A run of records
= = =
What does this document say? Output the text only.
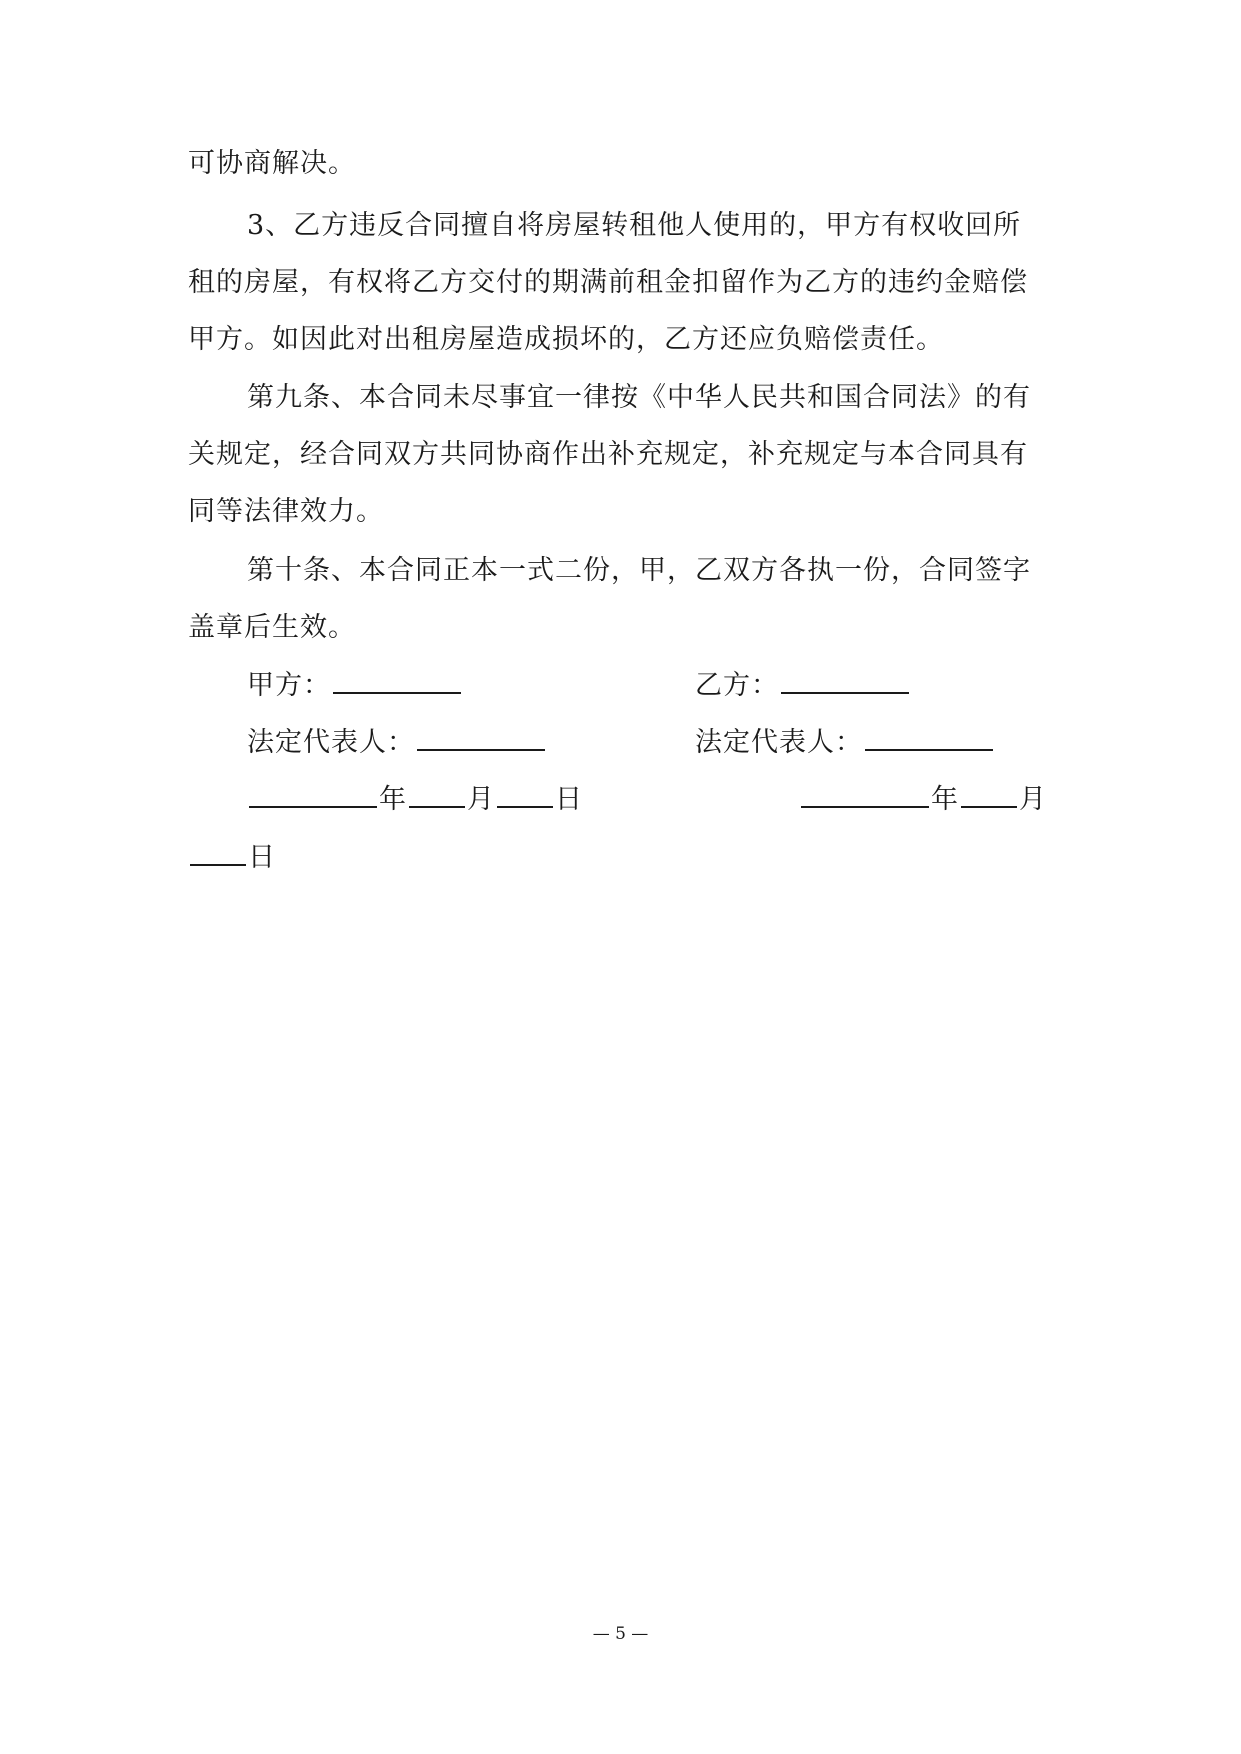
可协商解决。
3、乙方违反合同擅自将房屋转租他人使用的，甲方有权收回所
租的房屋，有权将乙方交付的期满前租金扣留作为乙方的违约金赔偿
甲方。如因此对出租房屋造成损坏的，乙方还应负赔偿责任。
第九条、本合同未尽事宜一律按《中华人民共和国合同法》的有
关规定，经合同双方共同协商作出补充规定，补充规定与本合同具有
同等法律效力。
第十条、本合同正本一式二份，甲，乙双方各执一份，合同签字
盖章后生效。
甲方：	乙方：
法定代表人：	法定代表人：
年 月 日	年 月
日
— 5 —
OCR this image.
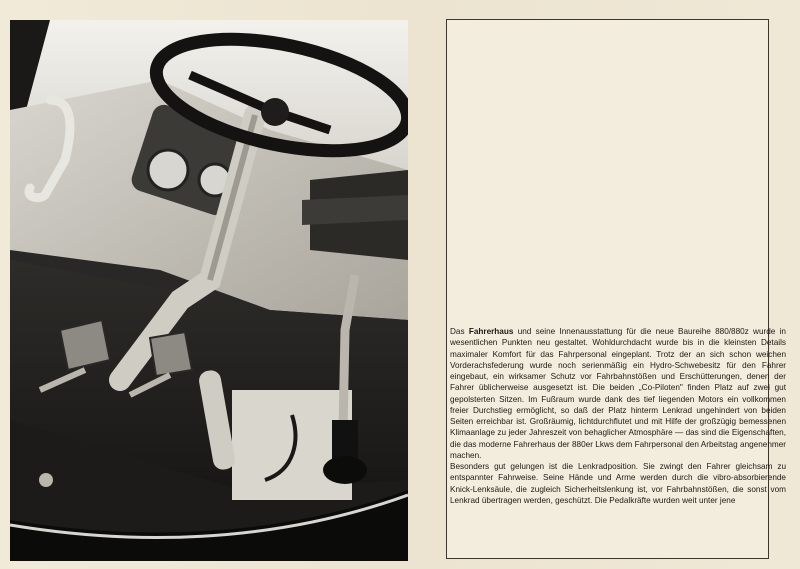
Das Fahrerhaus und seine Innenausstattung für die neue Baureihe 880/880z wurde in wesentlichen Punkten neu gestaltet. Wohldurchdacht wurde bis in die kleinsten Details maximaler Komfort für das Fahrpersonal eingeplant. Trotz der an sich schon weichen Vorderachsfederung wurde noch serienmäßig ein Hydro-Schwebesitz für den Fahrer eingebaut, ein wirksamer Schutz vor Fahrbahnstößen und Erschütterungen, denen der Fahrer üblicherweise ausgesetzt ist. Die beiden „Co-Piloten" finden Platz auf zwei gut gepolsterten Sitzen. Im Fußraum wurde dank des tief liegenden Motors ein vollkommen freier Durchstieg ermöglicht, so daß der Platz hinterm Lenkrad ungehindert von beiden Seiten erreichbar ist. Großräumig, lichtdurchflutet und mit Hilfe der großzügig bemessenen Klimaanlage zu jeder Jahreszeit von behaglicher Atmosphäre — das sind die Eigenschaften, die das moderne Fahrerhaus der 880er Lkws dem Fahrpersonal den Arbeitstag angenehmer machen.

Besonders gut gelungen ist die Lenkradposition. Sie zwingt den Fahrer gleichsam zu entspannter Fahrweise. Seine Hände und Arme werden durch die vibro-absorbierende Knick-Lenksäule, die zugleich Sicherheitslenkung ist, vor Fahrbahnstößen, die sonst vom Lenkrad übertragen werden, geschützt. Die Pedalkräfte wurden weit unter jene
= = =
> [SET EXERCISE]: Copy out the lines that hold "Lenkrad".

> [SOLVED PROBLEM]:
Das Fahrerhaus und seine Innenausstattung für die neue Baureihe 880/880z wurde in wesentlichen Punkten neu gestaltet. Wohldurchdacht wurde bis in die kleinsten Details maximaler Komfort für das Fahrpersonal eingeplant. Trotz der an sich schon weichen Vorderachsfederung wurde noch serienmäßig ein Hydro-Schwebesitz für den Fahrer eingebaut, ein wirksamer Schutz vor Fahrbahnstößen und Erschütterungen, denen der Fahrer üblicherweise ausgesetzt ist. Die beiden „Co-Piloten" finden Platz auf zwei gut gepolsterten Sitzen. Im Fußraum wurde dank des tief liegenden Motors ein vollkommen freier Durchstieg ermöglicht, so daß der Platz hinterm Lenkrad ungehindert von beiden Seiten erreichbar ist. Großräumig, lichtdurchflutet und mit Hilfe der großzügig bemessenen Klimaanlage zu jeder Jahreszeit von behaglicher Atmosphäre — das sind die Eigenschaften, die das moderne Fahrerhaus der 880er Lkws dem Fahrpersonal den Arbeitstag angenehmer machen.
Besonders gut gelungen ist die Lenkradposition. Sie zwingt den Fahrer gleichsam zu entspannter Fahrweise. Seine Hände und Arme werden durch die vibro-absorbierende Knick-Lenksäule, die zugleich Sicherheitslenkung ist, vor Fahrbahnstößen, die sonst vom Lenkrad übertragen werden, geschützt. Die Pedalkräfte wurden weit unter jene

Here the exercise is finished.